§ **DATA PROVIDED**:
* * *
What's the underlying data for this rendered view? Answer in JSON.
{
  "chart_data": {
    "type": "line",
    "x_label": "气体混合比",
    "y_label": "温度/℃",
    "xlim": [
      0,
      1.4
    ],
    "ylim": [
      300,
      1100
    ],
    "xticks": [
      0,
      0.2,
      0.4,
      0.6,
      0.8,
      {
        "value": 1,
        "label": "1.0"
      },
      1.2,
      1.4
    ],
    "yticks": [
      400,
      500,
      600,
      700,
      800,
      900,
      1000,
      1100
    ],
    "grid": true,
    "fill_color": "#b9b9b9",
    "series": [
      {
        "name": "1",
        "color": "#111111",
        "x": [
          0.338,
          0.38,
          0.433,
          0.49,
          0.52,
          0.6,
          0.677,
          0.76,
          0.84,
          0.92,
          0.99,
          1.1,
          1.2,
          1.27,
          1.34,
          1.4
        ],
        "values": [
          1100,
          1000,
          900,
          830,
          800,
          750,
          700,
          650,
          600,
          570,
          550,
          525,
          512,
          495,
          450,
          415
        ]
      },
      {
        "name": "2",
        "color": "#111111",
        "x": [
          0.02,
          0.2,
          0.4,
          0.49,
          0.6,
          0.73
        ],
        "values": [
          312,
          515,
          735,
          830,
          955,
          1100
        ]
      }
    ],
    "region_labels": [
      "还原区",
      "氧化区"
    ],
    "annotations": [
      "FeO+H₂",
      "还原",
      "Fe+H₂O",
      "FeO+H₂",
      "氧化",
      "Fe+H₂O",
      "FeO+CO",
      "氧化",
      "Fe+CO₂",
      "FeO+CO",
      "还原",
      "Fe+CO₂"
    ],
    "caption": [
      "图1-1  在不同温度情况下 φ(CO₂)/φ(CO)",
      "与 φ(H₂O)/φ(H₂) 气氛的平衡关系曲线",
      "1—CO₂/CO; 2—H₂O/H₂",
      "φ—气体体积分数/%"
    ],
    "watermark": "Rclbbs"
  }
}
* * *
The full set of records should be duplicated exactly.

§ **TASK RESULT**:
What's the underlying data for this rendered view? Answer in JSON.
{
  "chart_data": {
    "type": "line",
    "x_label": "气体混合比",
    "y_label": "温度/℃",
    "xlim": [
      0,
      1.4
    ],
    "ylim": [
      300,
      1100
    ],
    "xticks": [
      0,
      0.2,
      0.4,
      0.6,
      0.8,
      {
        "value": 1,
        "label": "1.0"
      },
      1.2,
      1.4
    ],
    "yticks": [
      400,
      500,
      600,
      700,
      800,
      900,
      1000,
      1100
    ],
    "grid": true,
    "fill_color": "#b9b9b9",
    "series": [
      {
        "name": "1",
        "color": "#111111",
        "x": [
          0.338,
          0.38,
          0.433,
          0.49,
          0.52,
          0.6,
          0.677,
          0.76,
          0.84,
          0.92,
          0.99,
          1.1,
          1.2,
          1.27,
          1.34,
          1.4
        ],
        "values": [
          1100,
          1000,
          900,
          830,
          800,
          750,
          700,
          650,
          600,
          570,
          550,
          525,
          512,
          495,
          450,
          415
        ]
      },
      {
        "name": "2",
        "color": "#111111",
        "x": [
          0.02,
          0.2,
          0.4,
          0.49,
          0.6,
          0.73
        ],
        "values": [
          312,
          515,
          735,
          830,
          955,
          1100
        ]
      }
    ],
    "region_labels": [
      "还原区",
      "氧化区"
    ],
    "annotations": [
      "FeO+H₂",
      "还原",
      "Fe+H₂O",
      "FeO+H₂",
      "氧化",
      "Fe+H₂O",
      "FeO+CO",
      "氧化",
      "Fe+CO₂",
      "FeO+CO",
      "还原",
      "Fe+CO₂"
    ],
    "caption": [
      "图1-1  在不同温度情况下 φ(CO₂)/φ(CO)",
      "与 φ(H₂O)/φ(H₂) 气氛的平衡关系曲线",
      "1—CO₂/CO; 2—H₂O/H₂",
      "φ—气体体积分数/%"
    ],
    "watermark": "Rclbbs"
  }
}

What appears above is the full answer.